+++ MATERIAL FOR THE TASK

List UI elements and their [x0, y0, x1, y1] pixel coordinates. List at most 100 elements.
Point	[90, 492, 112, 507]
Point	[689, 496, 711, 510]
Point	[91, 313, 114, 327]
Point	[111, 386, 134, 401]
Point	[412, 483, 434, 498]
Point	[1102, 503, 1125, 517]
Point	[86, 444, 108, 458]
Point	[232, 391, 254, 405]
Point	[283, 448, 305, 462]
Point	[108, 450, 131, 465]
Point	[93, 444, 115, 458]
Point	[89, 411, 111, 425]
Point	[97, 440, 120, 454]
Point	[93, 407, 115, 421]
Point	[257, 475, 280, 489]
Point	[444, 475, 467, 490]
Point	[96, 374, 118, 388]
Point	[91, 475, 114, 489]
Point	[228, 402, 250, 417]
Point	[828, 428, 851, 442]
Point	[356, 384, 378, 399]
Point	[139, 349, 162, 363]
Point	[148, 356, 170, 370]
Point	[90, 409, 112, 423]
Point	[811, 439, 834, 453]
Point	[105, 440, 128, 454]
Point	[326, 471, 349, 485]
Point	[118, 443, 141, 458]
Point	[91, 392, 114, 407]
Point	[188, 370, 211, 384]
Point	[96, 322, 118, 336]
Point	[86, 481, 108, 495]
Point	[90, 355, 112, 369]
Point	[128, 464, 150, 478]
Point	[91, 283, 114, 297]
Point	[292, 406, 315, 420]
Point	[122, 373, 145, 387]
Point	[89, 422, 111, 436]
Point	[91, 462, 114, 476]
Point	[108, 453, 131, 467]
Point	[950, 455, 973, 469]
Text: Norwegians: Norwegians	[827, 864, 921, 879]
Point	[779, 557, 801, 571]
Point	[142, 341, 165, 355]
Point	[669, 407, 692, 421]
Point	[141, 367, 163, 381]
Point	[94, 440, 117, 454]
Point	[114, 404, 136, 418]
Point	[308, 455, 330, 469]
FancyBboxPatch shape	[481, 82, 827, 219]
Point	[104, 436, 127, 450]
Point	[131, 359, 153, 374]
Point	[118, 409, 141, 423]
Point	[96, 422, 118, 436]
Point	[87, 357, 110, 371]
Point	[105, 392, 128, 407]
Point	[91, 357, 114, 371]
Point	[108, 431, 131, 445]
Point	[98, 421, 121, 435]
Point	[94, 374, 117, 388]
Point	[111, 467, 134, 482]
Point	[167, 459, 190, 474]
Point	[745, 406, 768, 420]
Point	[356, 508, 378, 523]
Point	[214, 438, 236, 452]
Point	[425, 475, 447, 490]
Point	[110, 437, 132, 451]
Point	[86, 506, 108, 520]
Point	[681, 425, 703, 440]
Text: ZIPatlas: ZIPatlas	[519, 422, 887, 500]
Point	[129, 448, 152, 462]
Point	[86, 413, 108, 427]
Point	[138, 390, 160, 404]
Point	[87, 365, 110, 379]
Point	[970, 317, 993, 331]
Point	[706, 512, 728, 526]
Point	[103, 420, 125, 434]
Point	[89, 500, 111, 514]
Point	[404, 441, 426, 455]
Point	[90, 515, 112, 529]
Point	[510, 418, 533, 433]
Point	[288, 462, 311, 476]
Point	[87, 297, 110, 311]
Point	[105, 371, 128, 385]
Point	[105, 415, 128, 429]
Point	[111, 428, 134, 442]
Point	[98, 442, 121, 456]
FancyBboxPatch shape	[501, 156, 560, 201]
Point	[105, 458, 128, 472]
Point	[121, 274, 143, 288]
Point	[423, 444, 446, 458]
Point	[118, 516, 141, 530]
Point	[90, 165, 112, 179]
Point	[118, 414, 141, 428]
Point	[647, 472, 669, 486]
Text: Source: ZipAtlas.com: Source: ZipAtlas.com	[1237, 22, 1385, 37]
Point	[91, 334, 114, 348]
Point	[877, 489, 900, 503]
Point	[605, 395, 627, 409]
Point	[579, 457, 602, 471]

++++++

DO THIS:
Reproduce the lines above verbatim, from the first to the last, without altering any character.

FULL ANSWER:
List UI elements and their [x0, y0, x1, y1] pixel coordinates. List at most 100 elements.
Point	[90, 492, 112, 507]
Point	[689, 496, 711, 510]
Point	[91, 313, 114, 327]
Point	[111, 386, 134, 401]
Point	[412, 483, 434, 498]
Point	[1102, 503, 1125, 517]
Point	[86, 444, 108, 458]
Point	[232, 391, 254, 405]
Point	[283, 448, 305, 462]
Point	[108, 450, 131, 465]
Point	[93, 444, 115, 458]
Point	[89, 411, 111, 425]
Point	[97, 440, 120, 454]
Point	[93, 407, 115, 421]
Point	[257, 475, 280, 489]
Point	[444, 475, 467, 490]
Point	[96, 374, 118, 388]
Point	[91, 475, 114, 489]
Point	[228, 402, 250, 417]
Point	[828, 428, 851, 442]
Point	[356, 384, 378, 399]
Point	[139, 349, 162, 363]
Point	[148, 356, 170, 370]
Point	[90, 409, 112, 423]
Point	[811, 439, 834, 453]
Point	[105, 440, 128, 454]
Point	[326, 471, 349, 485]
Point	[118, 443, 141, 458]
Point	[91, 392, 114, 407]
Point	[188, 370, 211, 384]
Point	[96, 322, 118, 336]
Point	[86, 481, 108, 495]
Point	[90, 355, 112, 369]
Point	[128, 464, 150, 478]
Point	[91, 283, 114, 297]
Point	[292, 406, 315, 420]
Point	[122, 373, 145, 387]
Point	[89, 422, 111, 436]
Point	[91, 462, 114, 476]
Point	[108, 453, 131, 467]
Point	[950, 455, 973, 469]
Text: Norwegians: Norwegians	[827, 864, 921, 879]
Point	[779, 557, 801, 571]
Point	[142, 341, 165, 355]
Point	[669, 407, 692, 421]
Point	[141, 367, 163, 381]
Point	[94, 440, 117, 454]
Point	[114, 404, 136, 418]
Point	[308, 455, 330, 469]
FancyBboxPatch shape	[481, 82, 827, 219]
Point	[104, 436, 127, 450]
Point	[131, 359, 153, 374]
Point	[118, 409, 141, 423]
Point	[96, 422, 118, 436]
Point	[87, 357, 110, 371]
Point	[105, 392, 128, 407]
Point	[91, 357, 114, 371]
Point	[108, 431, 131, 445]
Point	[98, 421, 121, 435]
Point	[94, 374, 117, 388]
Point	[111, 467, 134, 482]
Point	[167, 459, 190, 474]
Point	[745, 406, 768, 420]
Point	[356, 508, 378, 523]
Point	[214, 438, 236, 452]
Point	[425, 475, 447, 490]
Point	[110, 437, 132, 451]
Point	[86, 506, 108, 520]
Point	[681, 425, 703, 440]
Text: ZIPatlas: ZIPatlas	[519, 422, 887, 500]
Point	[129, 448, 152, 462]
Point	[86, 413, 108, 427]
Point	[138, 390, 160, 404]
Point	[87, 365, 110, 379]
Point	[970, 317, 993, 331]
Point	[706, 512, 728, 526]
Point	[103, 420, 125, 434]
Point	[89, 500, 111, 514]
Point	[404, 441, 426, 455]
Point	[90, 515, 112, 529]
Point	[510, 418, 533, 433]
Point	[288, 462, 311, 476]
Point	[87, 297, 110, 311]
Point	[105, 371, 128, 385]
Point	[105, 415, 128, 429]
Point	[111, 428, 134, 442]
Point	[98, 442, 121, 456]
FancyBboxPatch shape	[501, 156, 560, 201]
Point	[105, 458, 128, 472]
Point	[121, 274, 143, 288]
Point	[423, 444, 446, 458]
Point	[118, 516, 141, 530]
Point	[90, 165, 112, 179]
Point	[118, 414, 141, 428]
Point	[647, 472, 669, 486]
Text: Source: ZipAtlas.com: Source: ZipAtlas.com	[1237, 22, 1385, 37]
Point	[91, 334, 114, 348]
Point	[877, 489, 900, 503]
Point	[605, 395, 627, 409]
Point	[579, 457, 602, 471]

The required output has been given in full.